Exercise directions:
Which lines below hold the word "followed"? Copy all of them.

Part of a data file:
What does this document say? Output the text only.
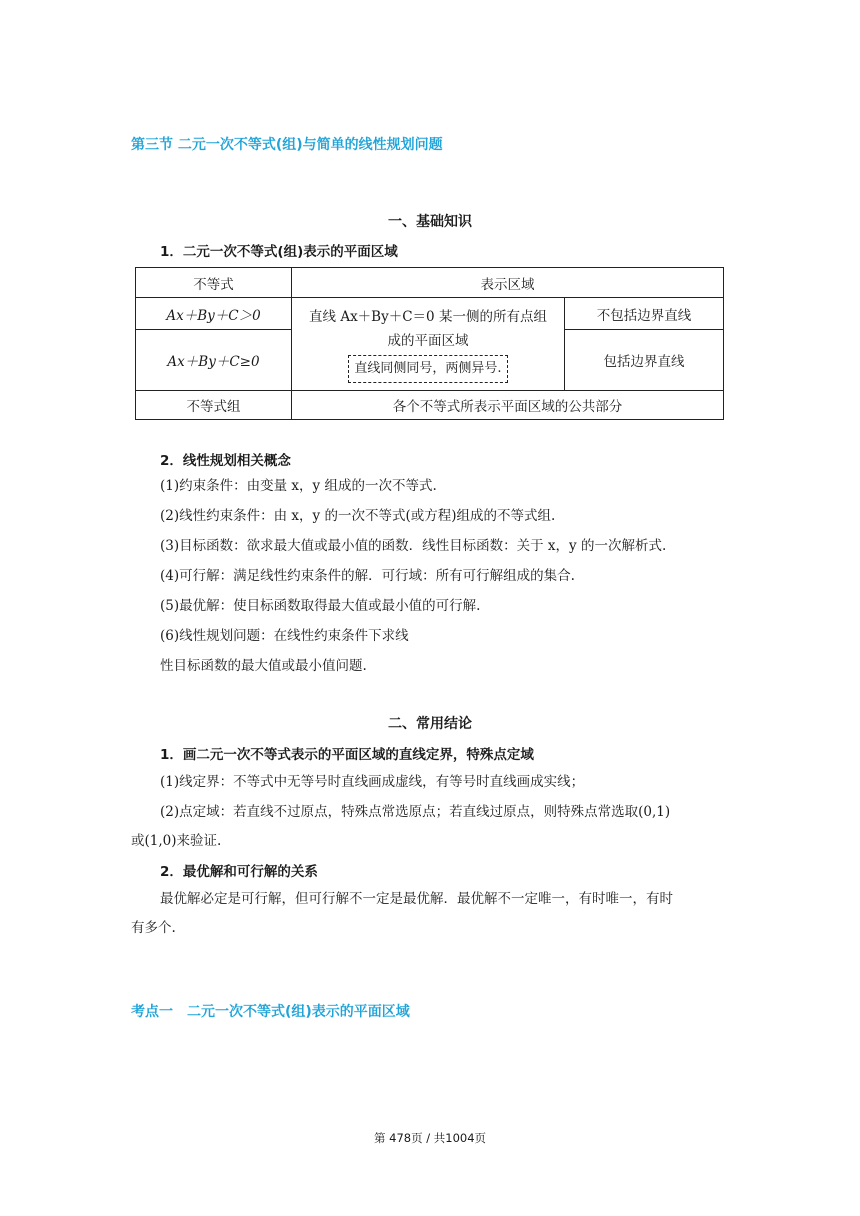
第三节 二元一次不等式(组)与简单的线性规划问题
一、基础知识
1．二元一次不等式(组)表示的平面区域
不等式	表示区域
Ax＋By＋C＞0
Ax＋By＋C≥0
直线 Ax＋By＋C＝0 某一侧的所有点组
成的平面区域
直线同侧同号，两侧异号.
不包括边界直线
包括边界直线
不等式组	各个不等式所表示平面区域的公共部分
2．线性规划相关概念
(1)约束条件：由变量 x，y 组成的一次不等式.
(2)线性约束条件：由 x，y 的一次不等式(或方程)组成的不等式组.
(3)目标函数：欲求最大值或最小值的函数．线性目标函数：关于 x，y 的一次解析式.
(4)可行解：满足线性约束条件的解．可行域：所有可行解组成的集合.
(5)最优解：使目标函数取得最大值或最小值的可行解.
(6)线性规划问题：在线性约束条件下求线
性目标函数的最大值或最小值问题.
二、常用结论
1．画二元一次不等式表示的平面区域的直线定界，特殊点定域
(1)线定界：不等式中无等号时直线画成虚线，有等号时直线画成实线；
(2)点定域：若直线不过原点，特殊点常选原点；若直线过原点，则特殊点常选取(0,1)
或(1,0)来验证.
2．最优解和可行解的关系
最优解必定是可行解，但可行解不一定是最优解．最优解不一定唯一，有时唯一，有时
有多个.
考点一　二元一次不等式(组)表示的平面区域
第 478页 / 共1004页
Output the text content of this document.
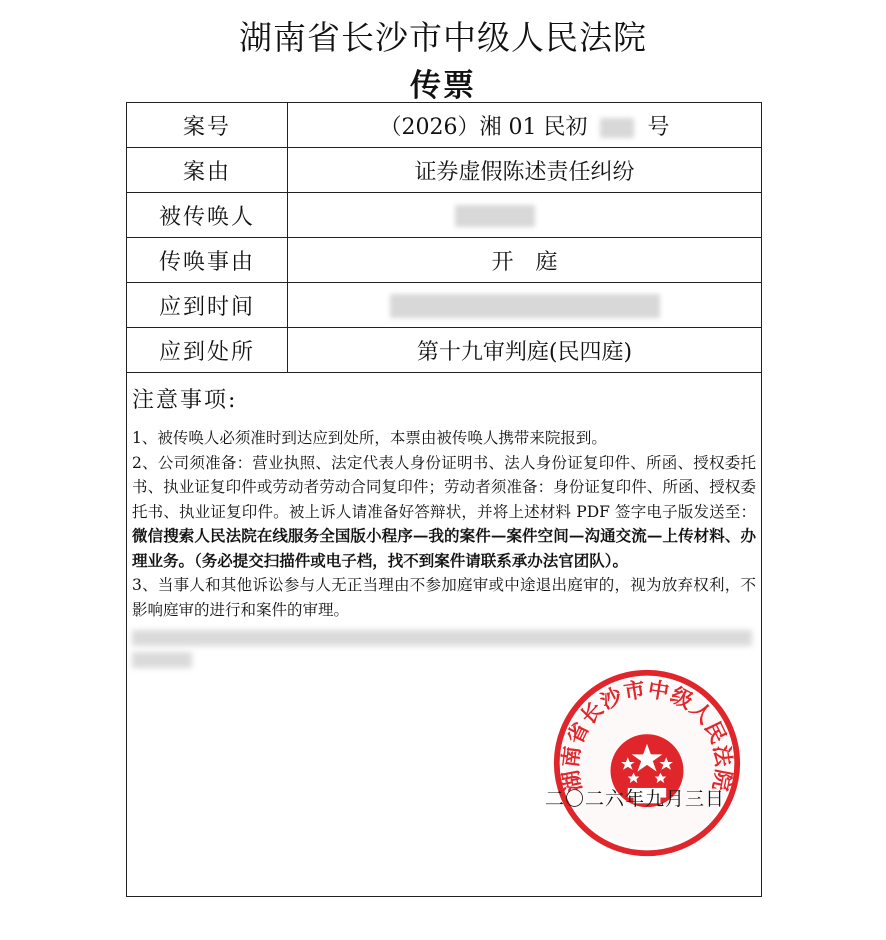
湖南省长沙市中级人民法院
传票
案号	（2026）湘 01 民初 号
案由	证券虚假陈述责任纠纷
被传唤人	
传唤事由	开　庭
应到时间	
应到处所	第十九审判庭(民四庭)
注意事项:

1、被传唤人必须准时到达应到处所，本票由被传唤人携带来院报到。

2、公司须准备：营业执照、法定代表人身份证明书、法人身份证复印件、所函、授权委托书、执业证复印件或劳动者劳动合同复印件；劳动者须准备：身份证复印件、所函、授权委托书、执业证复印件。被上诉人请准备好答辩状，并将上述材料 PDF 签字电子版发送至：微信搜索人民法院在线服务全国版小程序—我的案件—案件空间—沟通交流—上传材料、办理业务。（务必提交扫描件或电子档，找不到案件请联系承办法官团队）。

3、当事人和其他诉讼参与人无正当理由不参加庭审或中途退出庭审的，视为放弃权利，不影响庭审的进行和案件的审理。

湖南省长沙市中级人民法院
二〇二六年九月三日
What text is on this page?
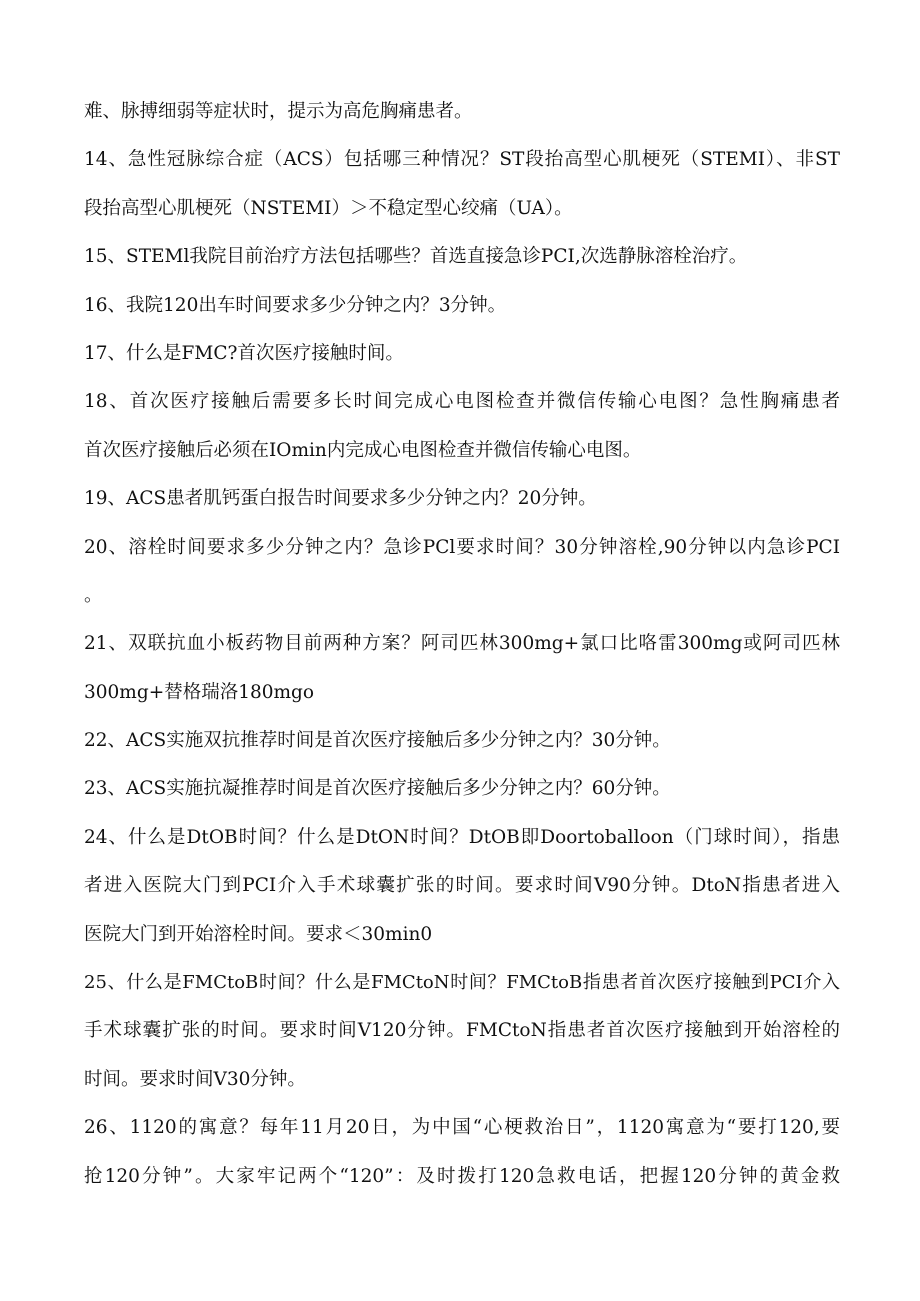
难、脉搏细弱等症状时，提示为高危胸痛患者。
14、急性冠脉综合症（ACS）包括哪三种情况？ST段抬高型心肌梗死（STEMI）、非ST
段抬高型心肌梗死（NSTEMI）＞不稳定型心绞痛（UA）。
15、STEMl我院目前治疗方法包括哪些？首选直接急诊PCI,次选静脉溶栓治疗。
16、我院120出车时间要求多少分钟之内？3分钟。
17、什么是FMC?首次医疗接触时间。
18、首次医疗接触后需要多长时间完成心电图检查并微信传输心电图？急性胸痛患者
首次医疗接触后必须在IOmin内完成心电图检查并微信传输心电图。
19、ACS患者肌钙蛋白报告时间要求多少分钟之内？20分钟。
20、溶栓时间要求多少分钟之内？急诊PCl要求时间？30分钟溶栓,90分钟以内急诊PCI
。
21、双联抗血小板药物目前两种方案？阿司匹林300mg+氯口比咯雷300mg或阿司匹林
300mg+替格瑞洛180mgo
22、ACS实施双抗推荐时间是首次医疗接触后多少分钟之内？30分钟。
23、ACS实施抗凝推荐时间是首次医疗接触后多少分钟之内？60分钟。
24、什么是DtOB时间？什么是DtON时间？DtOB即Doortoballoon（门球时间），指患
者进入医院大门到PCI介入手术球囊扩张的时间。要求时间V90分钟。DtoN指患者进入
医院大门到开始溶栓时间。要求＜30min0
25、什么是FMCtoB时间？什么是FMCtoN时间？FMCtoB指患者首次医疗接触到PCI介入
手术球囊扩张的时间。要求时间V120分钟。FMCtoN指患者首次医疗接触到开始溶栓的
时间。要求时间V30分钟。
26、1120的寓意？每年11月20日，为中国“心梗救治日”，1120寓意为“要打120,要
抢120分钟”。大家牢记两个“120”：及时拨打120急救电话，把握120分钟的黄金救
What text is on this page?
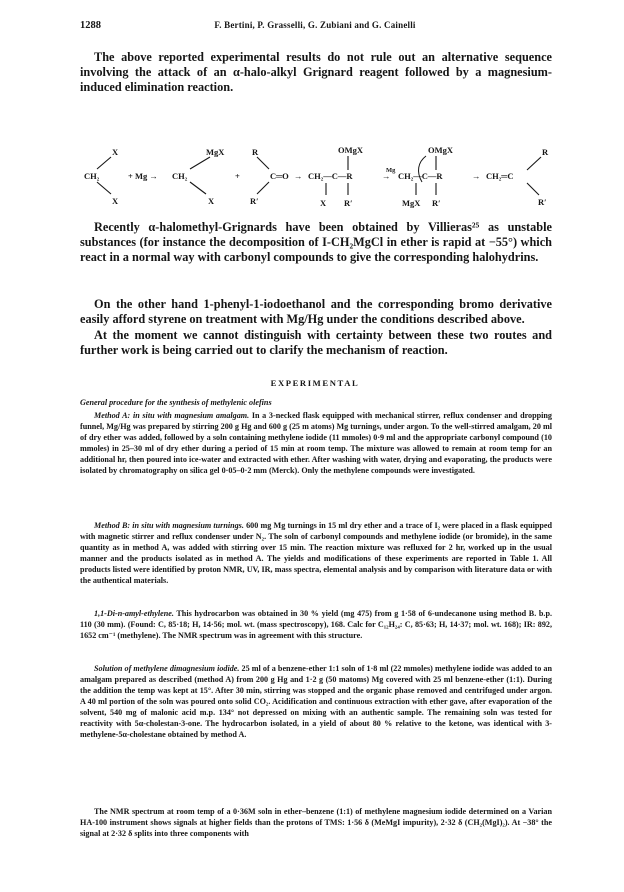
1288	F. Bertini, P. Grasselli, G. Zubiani and G. Cainelli

The above reported experimental results do not rule out an alternative sequence involving the attack of an α-halo-alkyl Grignard reagent followed by a magnesium-induced elimination reaction.

X
CH₂
X
+ Mg →
MgX
CH₂
X
+
R
C═O
R′
→
OMgX
CH₂—C—R
X R′
Mg
→
OMgX
CH₂—C—R
MgX R′
→
R
CH₂═C
R′

Recently α-halomethyl-Grignards have been obtained by Villieras²⁵ as unstable substances (for instance the decomposition of I-CH₂MgCl in ether is rapid at −55°) which react in a normal way with carbonyl compounds to give the corresponding halohydrins.

On the other hand 1-phenyl-1-iodoethanol and the corresponding bromo derivative easily afford styrene on treatment with Mg/Hg under the conditions described above.

At the moment we cannot distinguish with certainty between these two routes and further work is being carried out to clarify the mechanism of reaction.

EXPERIMENTAL

General procedure for the synthesis of methylenic olefins

Method A: in situ with magnesium amalgam. In a 3-necked flask equipped with mechanical stirrer, reflux condenser and dropping funnel, Mg/Hg was prepared by stirring 200 g Hg and 600 g (25 m atoms) Mg turnings, under argon. To the well-stirred amalgam, 20 ml of dry ether was added, followed by a soln containing methylene iodide (11 mmoles) 0·9 ml and the appropriate carbonyl compound (10 mmoles) in 25–30 ml of dry ether during a period of 15 min at room temp. The mixture was allowed to remain at room temp for an additional hr, then poured into ice-water and extracted with ether. After washing with water, drying and evaporating, the products were isolated by chromatography on silica gel 0·05–0·2 mm (Merck). Only the methylene compounds were investigated.

Method B: in situ with magnesium turnings. 600 mg Mg turnings in 15 ml dry ether and a trace of I₂ were placed in a flask equipped with magnetic stirrer and reflux condenser under N₂. The soln of carbonyl compounds and methylene iodide (or bromide), in the same quantity as in method A, was added with stirring over 15 min. The reaction mixture was refluxed for 2 hr, worked up in the usual manner and the products isolated as in method A. The yields and modifications of these experiments are reported in Table 1. All products listed were identified by proton NMR, UV, IR, mass spectra, elemental analysis and by comparison with literature data or with the authentical materials.

1,1-Di-n-amyl-ethylene. This hydrocarbon was obtained in 30 % yield (mg 475) from g 1·58 of 6-undecanone using method B. b.p. 110 (30 mm). (Found: C, 85·18; H, 14·56; mol. wt. (mass spectroscopy), 168. Calc for C₁₂H₂₄: C, 85·63; H, 14·37; mol. wt. 168); IR: 892, 1652 cm⁻¹ (methylene). The NMR spectrum was in agreement with this structure.

Solution of methylene dimagnesium iodide. 25 ml of a benzene-ether 1:1 soln of 1·8 ml (22 mmoles) methylene iodide was added to an amalgam prepared as described (method A) from 200 g Hg and 1·2 g (50 matoms) Mg covered with 25 ml benzene-ether (1:1). During the addition the temp was kept at 15°. After 30 min, stirring was stopped and the organic phase removed and centrifuged under argon. A 40 ml portion of the soln was poured onto solid CO₂. Acidification and continuous extraction with ether gave, after evaporation of the solvent, 540 mg of malonic acid m.p. 134° not depressed on mixing with an authentic sample. The remaining soln was tested for reactivity with 5α-cholestan-3-one. The hydrocarbon isolated, in a yield of about 80 % relative to the ketone, was identical with 3-methylene-5α-cholestane obtained by method A.

The NMR spectrum at room temp of a 0·36M soln in ether–benzene (1:1) of methylene magnesium iodide determined on a Varian HA-100 instrument shows signals at higher fields than the protons of TMS: 1·56 δ (MeMgI impurity), 2·32 δ (CH₂(MgI)₂). At −38° the signal at 2·32 δ splits into three components with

The answer:
The above reported experimental results do not rule out an alternative sequence involving the attack of an α-halo-alkyl Grignard reagent followed by a magnesium-induced elimination reaction.
Method A: in situ with magnesium amalgam. In a 3-necked flask equipped with mechanical stirrer, reflux condenser and dropping funnel, Mg/Hg was prepared by stirring 200 g Hg and 600 g (25 m atoms) Mg turnings, under argon. To the well-stirred amalgam, 20 ml of dry ether was added, followed by a soln containing methylene iodide (11 mmoles) 0·9 ml and the appropriate carbonyl compound (10 mmoles) in 25–30 ml of dry ether during a period of 15 min at room temp. The mixture was allowed to remain at room temp for an additional hr, then poured into ice-water and extracted with ether. After washing with water, drying and evaporating, the products were isolated by chromatography on silica gel 0·05–0·2 mm (Merck). Only the methylene compounds were investigated.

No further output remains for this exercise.